◆ **WHAT IS NEEDED**: Read the material below and tally how many lines hold the word "busy", giving the number and nothing else.

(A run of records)
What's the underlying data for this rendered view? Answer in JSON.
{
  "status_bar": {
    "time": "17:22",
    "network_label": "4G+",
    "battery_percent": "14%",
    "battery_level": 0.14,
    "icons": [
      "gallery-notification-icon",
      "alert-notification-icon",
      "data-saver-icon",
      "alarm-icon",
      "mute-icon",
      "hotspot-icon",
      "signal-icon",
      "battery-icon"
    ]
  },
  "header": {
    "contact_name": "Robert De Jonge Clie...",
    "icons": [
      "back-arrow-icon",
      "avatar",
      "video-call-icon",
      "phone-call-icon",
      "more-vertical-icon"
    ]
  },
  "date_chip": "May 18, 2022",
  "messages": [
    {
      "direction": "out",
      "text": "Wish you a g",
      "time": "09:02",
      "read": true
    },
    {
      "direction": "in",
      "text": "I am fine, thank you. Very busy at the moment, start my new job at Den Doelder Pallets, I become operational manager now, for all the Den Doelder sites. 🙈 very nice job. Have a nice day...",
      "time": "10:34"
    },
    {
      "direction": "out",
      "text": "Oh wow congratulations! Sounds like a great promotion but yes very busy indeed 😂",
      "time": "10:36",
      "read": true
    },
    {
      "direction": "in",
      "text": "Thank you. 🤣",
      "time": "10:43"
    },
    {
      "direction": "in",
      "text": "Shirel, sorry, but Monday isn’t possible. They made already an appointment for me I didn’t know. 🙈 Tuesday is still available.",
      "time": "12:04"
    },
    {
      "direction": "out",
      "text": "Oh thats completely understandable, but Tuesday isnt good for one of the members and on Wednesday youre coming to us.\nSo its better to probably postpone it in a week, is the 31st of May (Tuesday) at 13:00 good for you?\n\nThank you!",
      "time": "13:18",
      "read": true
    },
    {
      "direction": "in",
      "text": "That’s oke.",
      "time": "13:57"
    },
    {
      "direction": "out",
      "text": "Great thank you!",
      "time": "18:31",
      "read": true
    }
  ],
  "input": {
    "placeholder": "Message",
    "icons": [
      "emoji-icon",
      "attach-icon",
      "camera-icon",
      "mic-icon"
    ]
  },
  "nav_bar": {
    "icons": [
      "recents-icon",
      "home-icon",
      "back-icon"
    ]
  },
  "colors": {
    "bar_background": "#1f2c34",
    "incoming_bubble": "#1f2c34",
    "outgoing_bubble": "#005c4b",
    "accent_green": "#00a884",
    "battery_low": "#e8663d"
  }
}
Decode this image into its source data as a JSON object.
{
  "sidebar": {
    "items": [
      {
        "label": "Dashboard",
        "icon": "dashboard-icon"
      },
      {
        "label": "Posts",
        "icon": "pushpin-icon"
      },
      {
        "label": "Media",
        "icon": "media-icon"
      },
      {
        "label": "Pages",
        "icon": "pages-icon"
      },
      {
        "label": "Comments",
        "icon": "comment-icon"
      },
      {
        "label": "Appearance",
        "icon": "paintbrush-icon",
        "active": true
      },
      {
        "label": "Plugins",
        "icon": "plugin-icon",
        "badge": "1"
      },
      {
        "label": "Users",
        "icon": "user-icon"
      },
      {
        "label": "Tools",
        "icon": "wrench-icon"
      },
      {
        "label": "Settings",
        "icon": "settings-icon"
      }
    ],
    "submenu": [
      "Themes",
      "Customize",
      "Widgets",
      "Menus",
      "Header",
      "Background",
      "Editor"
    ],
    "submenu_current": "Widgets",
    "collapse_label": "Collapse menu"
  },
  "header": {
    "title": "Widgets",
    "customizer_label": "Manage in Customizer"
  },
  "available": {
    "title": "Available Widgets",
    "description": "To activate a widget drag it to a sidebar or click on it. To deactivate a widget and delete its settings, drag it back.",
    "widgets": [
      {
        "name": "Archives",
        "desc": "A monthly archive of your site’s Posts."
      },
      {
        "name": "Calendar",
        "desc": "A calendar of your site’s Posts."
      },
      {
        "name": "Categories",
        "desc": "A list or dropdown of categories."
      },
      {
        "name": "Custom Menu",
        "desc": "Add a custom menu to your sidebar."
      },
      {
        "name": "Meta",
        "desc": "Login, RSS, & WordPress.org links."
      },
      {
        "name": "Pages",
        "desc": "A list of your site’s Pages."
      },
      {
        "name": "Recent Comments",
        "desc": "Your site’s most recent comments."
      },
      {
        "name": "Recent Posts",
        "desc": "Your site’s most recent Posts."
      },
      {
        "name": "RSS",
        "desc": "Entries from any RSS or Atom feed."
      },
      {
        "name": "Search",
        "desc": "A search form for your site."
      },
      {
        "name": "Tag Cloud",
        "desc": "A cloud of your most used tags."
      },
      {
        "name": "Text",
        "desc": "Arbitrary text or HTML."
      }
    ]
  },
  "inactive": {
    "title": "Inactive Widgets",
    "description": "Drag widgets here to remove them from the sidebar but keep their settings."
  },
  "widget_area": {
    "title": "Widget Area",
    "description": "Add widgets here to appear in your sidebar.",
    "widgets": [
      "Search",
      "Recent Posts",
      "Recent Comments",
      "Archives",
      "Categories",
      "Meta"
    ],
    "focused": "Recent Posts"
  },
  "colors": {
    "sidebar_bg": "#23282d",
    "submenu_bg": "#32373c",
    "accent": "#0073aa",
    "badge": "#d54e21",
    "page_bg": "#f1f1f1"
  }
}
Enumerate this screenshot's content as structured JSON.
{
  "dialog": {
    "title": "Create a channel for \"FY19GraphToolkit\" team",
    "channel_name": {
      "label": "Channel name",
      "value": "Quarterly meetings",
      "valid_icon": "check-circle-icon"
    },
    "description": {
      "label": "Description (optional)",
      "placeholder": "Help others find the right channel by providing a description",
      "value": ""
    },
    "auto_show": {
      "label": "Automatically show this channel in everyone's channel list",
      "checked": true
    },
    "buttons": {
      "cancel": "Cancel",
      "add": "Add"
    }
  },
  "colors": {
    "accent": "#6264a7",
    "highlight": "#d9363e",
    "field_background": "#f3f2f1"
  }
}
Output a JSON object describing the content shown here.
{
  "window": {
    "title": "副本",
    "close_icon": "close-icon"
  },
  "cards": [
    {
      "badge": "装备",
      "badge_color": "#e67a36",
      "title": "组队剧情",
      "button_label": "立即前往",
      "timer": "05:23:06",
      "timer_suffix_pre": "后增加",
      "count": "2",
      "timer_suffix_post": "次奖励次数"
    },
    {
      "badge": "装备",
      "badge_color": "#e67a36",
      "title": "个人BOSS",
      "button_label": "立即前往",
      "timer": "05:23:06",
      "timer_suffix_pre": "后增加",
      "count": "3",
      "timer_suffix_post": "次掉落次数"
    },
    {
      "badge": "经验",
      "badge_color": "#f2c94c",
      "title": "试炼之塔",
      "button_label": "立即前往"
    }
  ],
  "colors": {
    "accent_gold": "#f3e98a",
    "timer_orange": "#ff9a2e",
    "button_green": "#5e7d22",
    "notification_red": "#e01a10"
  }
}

◆ **RESULT BELOW**: 2